Start of Supplied data

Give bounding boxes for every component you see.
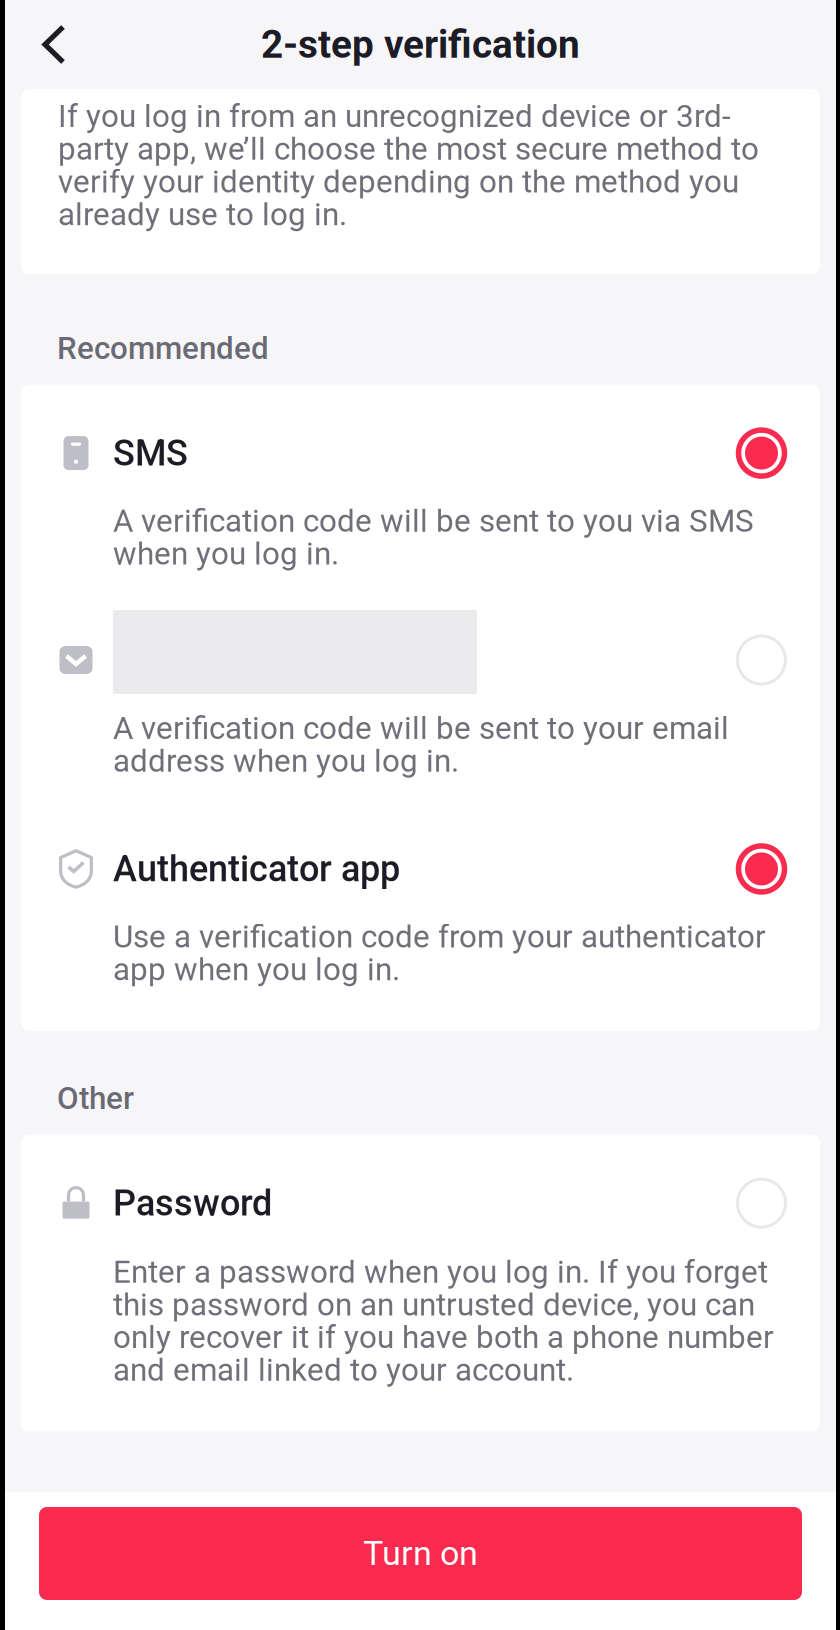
staticText: Authenticator app (113, 848, 400, 890)
staticText: SMS (113, 432, 188, 474)
staticText: If you log in from an unrecognized devic… (58, 98, 759, 233)
button[interactable]: Password (21, 1135, 820, 1432)
button[interactable]: Authenticator app (21, 802, 820, 1031)
staticText: Turn on (363, 1534, 478, 1573)
button[interactable]: A verification code will be sent to your… (21, 610, 820, 801)
staticText: Enter a password when you log in. If you… (113, 1254, 774, 1388)
staticText: Other (57, 1080, 134, 1117)
staticText: 2-step verification (261, 22, 580, 67)
staticText: A verification code will be sent to you … (113, 503, 754, 572)
staticText: Use a verification code from your authen… (113, 918, 766, 988)
staticText: Recommended (57, 330, 269, 367)
button[interactable]: SMS (21, 385, 820, 610)
staticText: A verification code will be sent to your… (113, 710, 729, 779)
button[interactable]: Back (5, 0, 87, 89)
staticText: Password (113, 1182, 272, 1224)
button[interactable]: Turn on (39, 1507, 802, 1600)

End of Supplied data

Aim -> Quote every row above word for word, leaving out the picture.

Solved problem ->
Give bounding boxes for every component you see.
staticText: Authenticator app (113, 848, 400, 890)
staticText: SMS (113, 432, 188, 474)
staticText: If you log in from an unrecognized devic… (58, 98, 759, 233)
button[interactable]: Password (21, 1135, 820, 1432)
button[interactable]: Authenticator app (21, 802, 820, 1031)
staticText: Turn on (363, 1534, 478, 1573)
button[interactable]: A verification code will be sent to your… (21, 610, 820, 801)
staticText: Enter a password when you log in. If you… (113, 1254, 774, 1388)
staticText: Other (57, 1080, 134, 1117)
staticText: 2-step verification (261, 22, 580, 67)
staticText: A verification code will be sent to you … (113, 503, 754, 572)
staticText: Use a verification code from your authen… (113, 918, 766, 988)
staticText: Recommended (57, 330, 269, 367)
button[interactable]: SMS (21, 385, 820, 610)
staticText: A verification code will be sent to your… (113, 710, 729, 779)
button[interactable]: Back (5, 0, 87, 89)
staticText: Password (113, 1182, 272, 1224)
button[interactable]: Turn on (39, 1507, 802, 1600)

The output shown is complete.